### WHAT YOU WILL DO:
Repeat the material below word for word and leave out all pictures.

Stored data
'''

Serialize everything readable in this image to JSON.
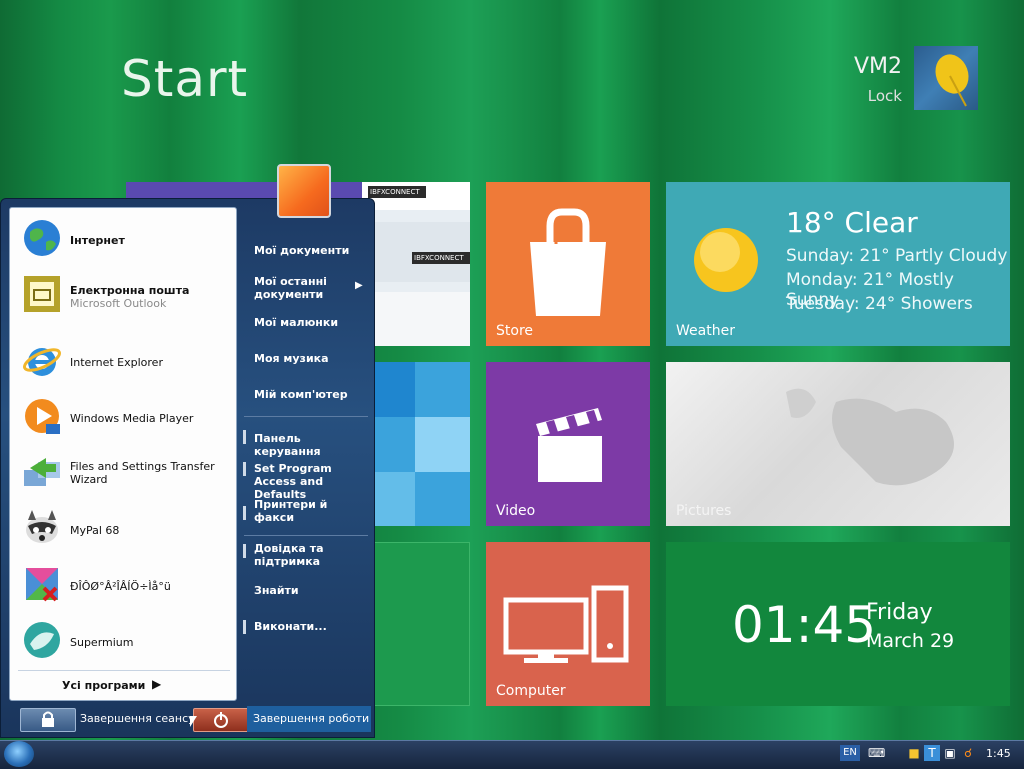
{
  "start": {
    "title": "Start"
  },
  "user": {
    "name": "VM2",
    "lock_label": "Lock"
  },
  "tiles": {
    "store": {
      "label": "Store"
    },
    "weather": {
      "label": "Weather",
      "current": "18° Clear",
      "forecast": [
        "Sunday: 21° Partly Cloudy",
        "Monday: 21° Mostly Sunny",
        "Tuesday: 24° Showers"
      ]
    },
    "video": {
      "label": "Video"
    },
    "pictures": {
      "label": "Pictures"
    },
    "computer": {
      "label": "Computer"
    },
    "clock": {
      "time": "01:45",
      "day": "Friday",
      "date": "March 29"
    },
    "browser_preview": {
      "badge": "IBFXCONNECT"
    }
  },
  "start_menu": {
    "programs": [
      {
        "label": "Інтернет",
        "bold": true,
        "icon": "globe-icon"
      },
      {
        "label": "Електронна пошта",
        "sub": "Microsoft Outlook",
        "bold": true,
        "icon": "outlook-icon"
      },
      {
        "label": "Internet Explorer",
        "icon": "ie-icon"
      },
      {
        "label": "Windows Media Player",
        "icon": "media-player-icon"
      },
      {
        "label": "Files and Settings Transfer Wizard",
        "icon": "transfer-wizard-icon"
      },
      {
        "label": "MyPal 68",
        "icon": "raccoon-icon"
      },
      {
        "label": "ÐÎÔØ°Â²ÎÂÍÖ÷Ìå°ü",
        "icon": "broken-app-icon"
      },
      {
        "label": "Supermium",
        "icon": "bird-icon"
      }
    ],
    "all_programs": "Усі програми",
    "right_links": [
      "Мої документи",
      "Мої останні документи",
      "Мої малюнки",
      "Моя музика",
      "Мій комп'ютер",
      "Панель керування",
      "Set Program Access and Defaults",
      "Принтери й факси",
      "Довідка та підтримка",
      "Знайти",
      "Виконати..."
    ],
    "logoff_label": "Завершення сеансу",
    "shutdown_label": "Завершення роботи"
  },
  "taskbar": {
    "language": "EN",
    "time": "1:45"
  }
}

'''

### FINAL RESULT:
Serialize everything readable in this image to JSON.
{
  "start": {
    "title": "Start"
  },
  "user": {
    "name": "VM2",
    "lock_label": "Lock"
  },
  "tiles": {
    "store": {
      "label": "Store"
    },
    "weather": {
      "label": "Weather",
      "current": "18° Clear",
      "forecast": [
        "Sunday: 21° Partly Cloudy",
        "Monday: 21° Mostly Sunny",
        "Tuesday: 24° Showers"
      ]
    },
    "video": {
      "label": "Video"
    },
    "pictures": {
      "label": "Pictures"
    },
    "computer": {
      "label": "Computer"
    },
    "clock": {
      "time": "01:45",
      "day": "Friday",
      "date": "March 29"
    },
    "browser_preview": {
      "badge": "IBFXCONNECT"
    }
  },
  "start_menu": {
    "programs": [
      {
        "label": "Інтернет",
        "bold": true,
        "icon": "globe-icon"
      },
      {
        "label": "Електронна пошта",
        "sub": "Microsoft Outlook",
        "bold": true,
        "icon": "outlook-icon"
      },
      {
        "label": "Internet Explorer",
        "icon": "ie-icon"
      },
      {
        "label": "Windows Media Player",
        "icon": "media-player-icon"
      },
      {
        "label": "Files and Settings Transfer Wizard",
        "icon": "transfer-wizard-icon"
      },
      {
        "label": "MyPal 68",
        "icon": "raccoon-icon"
      },
      {
        "label": "ÐÎÔØ°Â²ÎÂÍÖ÷Ìå°ü",
        "icon": "broken-app-icon"
      },
      {
        "label": "Supermium",
        "icon": "bird-icon"
      }
    ],
    "all_programs": "Усі програми",
    "right_links": [
      "Мої документи",
      "Мої останні документи",
      "Мої малюнки",
      "Моя музика",
      "Мій комп'ютер",
      "Панель керування",
      "Set Program Access and Defaults",
      "Принтери й факси",
      "Довідка та підтримка",
      "Знайти",
      "Виконати..."
    ],
    "logoff_label": "Завершення сеансу",
    "shutdown_label": "Завершення роботи"
  },
  "taskbar": {
    "language": "EN",
    "time": "1:45"
  }
}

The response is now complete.